* Begin Data rows *
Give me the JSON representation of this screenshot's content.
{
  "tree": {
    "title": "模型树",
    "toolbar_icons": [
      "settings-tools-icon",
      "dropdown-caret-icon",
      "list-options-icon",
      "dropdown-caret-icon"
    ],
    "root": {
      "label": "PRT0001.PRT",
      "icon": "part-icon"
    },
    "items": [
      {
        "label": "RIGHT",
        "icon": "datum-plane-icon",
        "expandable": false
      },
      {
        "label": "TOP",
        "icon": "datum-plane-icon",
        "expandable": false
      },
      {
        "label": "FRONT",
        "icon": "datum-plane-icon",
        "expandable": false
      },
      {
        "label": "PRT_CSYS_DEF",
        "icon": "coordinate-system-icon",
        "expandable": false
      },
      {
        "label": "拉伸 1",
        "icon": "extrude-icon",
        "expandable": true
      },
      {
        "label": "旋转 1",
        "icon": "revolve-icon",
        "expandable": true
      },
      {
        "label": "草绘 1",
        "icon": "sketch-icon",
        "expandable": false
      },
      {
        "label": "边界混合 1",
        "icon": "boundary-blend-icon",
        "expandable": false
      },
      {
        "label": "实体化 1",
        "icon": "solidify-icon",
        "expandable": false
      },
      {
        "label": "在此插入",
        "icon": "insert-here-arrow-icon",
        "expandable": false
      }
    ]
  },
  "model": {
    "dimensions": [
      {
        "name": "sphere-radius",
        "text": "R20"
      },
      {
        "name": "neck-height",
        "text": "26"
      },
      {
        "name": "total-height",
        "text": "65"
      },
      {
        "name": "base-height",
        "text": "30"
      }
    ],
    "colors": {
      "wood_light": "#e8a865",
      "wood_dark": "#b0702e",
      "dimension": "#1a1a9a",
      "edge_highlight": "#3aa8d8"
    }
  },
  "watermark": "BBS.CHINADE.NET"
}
* End Data rows *
Each line of the material above needs to be quoted exactly, please.

Give me the JSON representation of this screenshot's content.
{
  "tree": {
    "title": "模型树",
    "toolbar_icons": [
      "settings-tools-icon",
      "dropdown-caret-icon",
      "list-options-icon",
      "dropdown-caret-icon"
    ],
    "root": {
      "label": "PRT0001.PRT",
      "icon": "part-icon"
    },
    "items": [
      {
        "label": "RIGHT",
        "icon": "datum-plane-icon",
        "expandable": false
      },
      {
        "label": "TOP",
        "icon": "datum-plane-icon",
        "expandable": false
      },
      {
        "label": "FRONT",
        "icon": "datum-plane-icon",
        "expandable": false
      },
      {
        "label": "PRT_CSYS_DEF",
        "icon": "coordinate-system-icon",
        "expandable": false
      },
      {
        "label": "拉伸 1",
        "icon": "extrude-icon",
        "expandable": true
      },
      {
        "label": "旋转 1",
        "icon": "revolve-icon",
        "expandable": true
      },
      {
        "label": "草绘 1",
        "icon": "sketch-icon",
        "expandable": false
      },
      {
        "label": "边界混合 1",
        "icon": "boundary-blend-icon",
        "expandable": false
      },
      {
        "label": "实体化 1",
        "icon": "solidify-icon",
        "expandable": false
      },
      {
        "label": "在此插入",
        "icon": "insert-here-arrow-icon",
        "expandable": false
      }
    ]
  },
  "model": {
    "dimensions": [
      {
        "name": "sphere-radius",
        "text": "R20"
      },
      {
        "name": "neck-height",
        "text": "26"
      },
      {
        "name": "total-height",
        "text": "65"
      },
      {
        "name": "base-height",
        "text": "30"
      }
    ],
    "colors": {
      "wood_light": "#e8a865",
      "wood_dark": "#b0702e",
      "dimension": "#1a1a9a",
      "edge_highlight": "#3aa8d8"
    }
  },
  "watermark": "BBS.CHINADE.NET"
}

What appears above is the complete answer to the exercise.